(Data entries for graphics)
☆ ☆ ☆ ☆
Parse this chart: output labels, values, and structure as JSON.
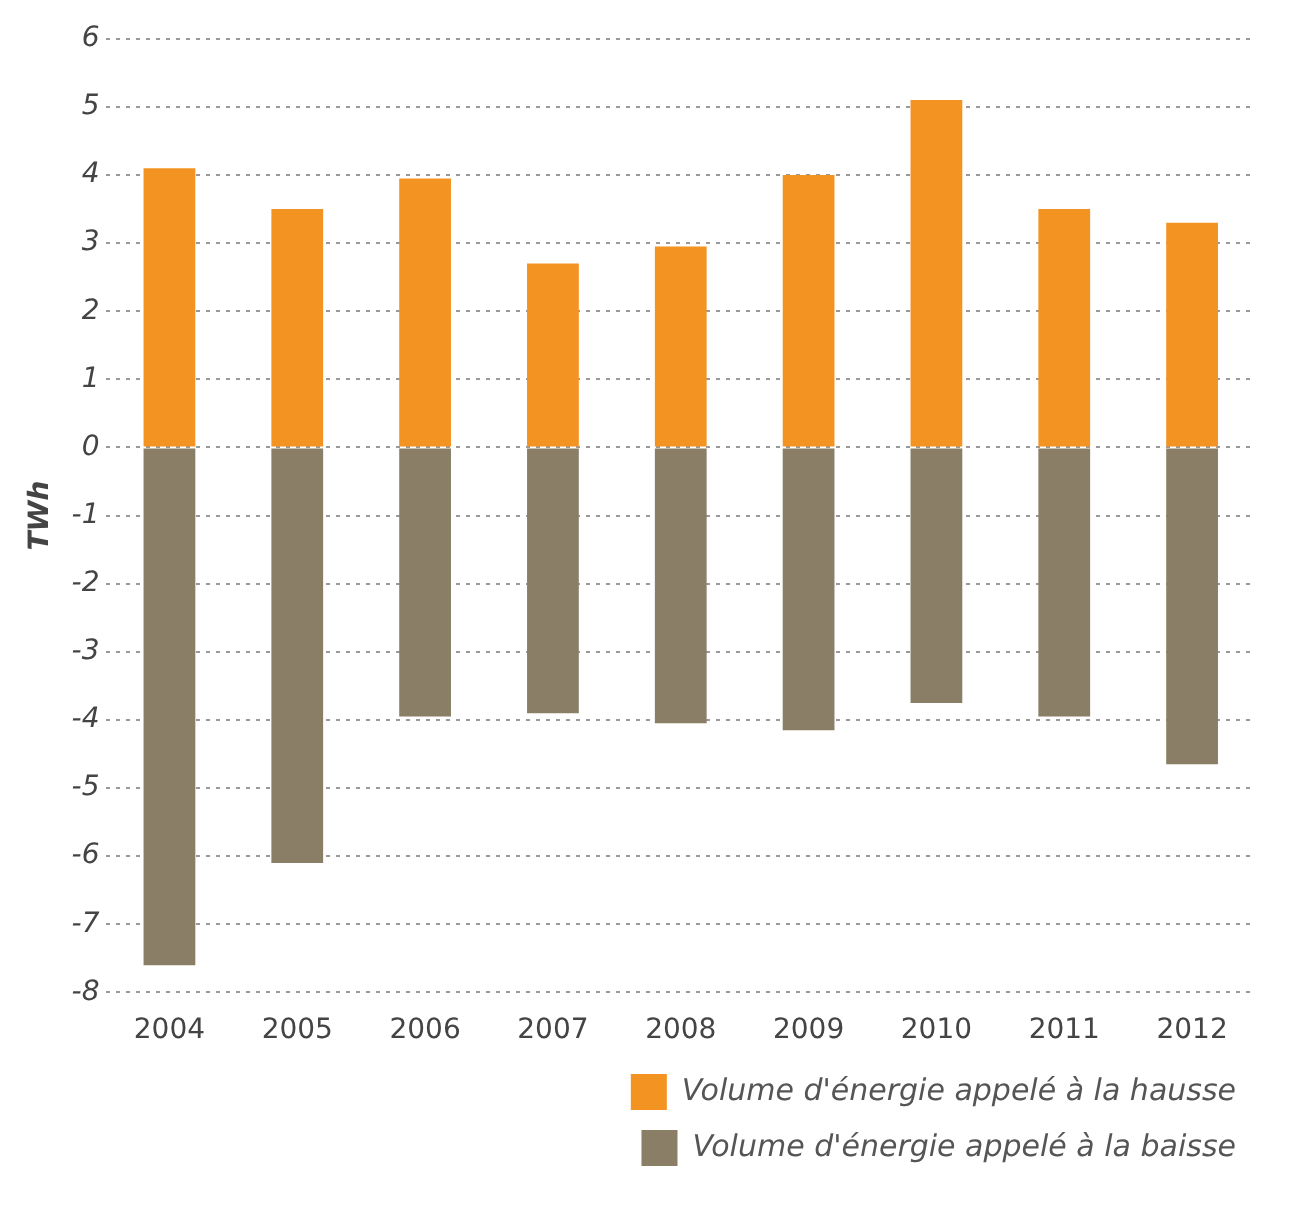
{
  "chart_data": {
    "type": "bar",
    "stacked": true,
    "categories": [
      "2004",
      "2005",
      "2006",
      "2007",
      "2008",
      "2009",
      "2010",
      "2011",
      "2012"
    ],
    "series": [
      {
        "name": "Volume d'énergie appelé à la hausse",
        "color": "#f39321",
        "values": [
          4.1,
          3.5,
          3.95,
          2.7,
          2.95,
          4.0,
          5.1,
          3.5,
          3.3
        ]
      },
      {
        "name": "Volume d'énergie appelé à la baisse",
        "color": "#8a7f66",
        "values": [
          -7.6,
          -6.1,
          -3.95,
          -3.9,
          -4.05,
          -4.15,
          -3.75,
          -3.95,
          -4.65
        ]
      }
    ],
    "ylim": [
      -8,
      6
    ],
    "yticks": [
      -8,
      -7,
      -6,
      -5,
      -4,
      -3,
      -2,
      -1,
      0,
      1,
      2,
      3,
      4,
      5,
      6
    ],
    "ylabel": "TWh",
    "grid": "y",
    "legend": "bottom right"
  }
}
☆ ☆ ☆ ☆
# Exercise aim
Write the records out once more, exactly as they appear, with no pictures.

# Reply
Parse this chart: output labels, values, and structure as JSON.
{
  "chart_data": {
    "type": "bar",
    "stacked": true,
    "categories": [
      "2004",
      "2005",
      "2006",
      "2007",
      "2008",
      "2009",
      "2010",
      "2011",
      "2012"
    ],
    "series": [
      {
        "name": "Volume d'énergie appelé à la hausse",
        "color": "#f39321",
        "values": [
          4.1,
          3.5,
          3.95,
          2.7,
          2.95,
          4.0,
          5.1,
          3.5,
          3.3
        ]
      },
      {
        "name": "Volume d'énergie appelé à la baisse",
        "color": "#8a7f66",
        "values": [
          -7.6,
          -6.1,
          -3.95,
          -3.9,
          -4.05,
          -4.15,
          -3.75,
          -3.95,
          -4.65
        ]
      }
    ],
    "ylim": [
      -8,
      6
    ],
    "yticks": [
      -8,
      -7,
      -6,
      -5,
      -4,
      -3,
      -2,
      -1,
      0,
      1,
      2,
      3,
      4,
      5,
      6
    ],
    "ylabel": "TWh",
    "grid": "y",
    "legend": "bottom right"
  }
}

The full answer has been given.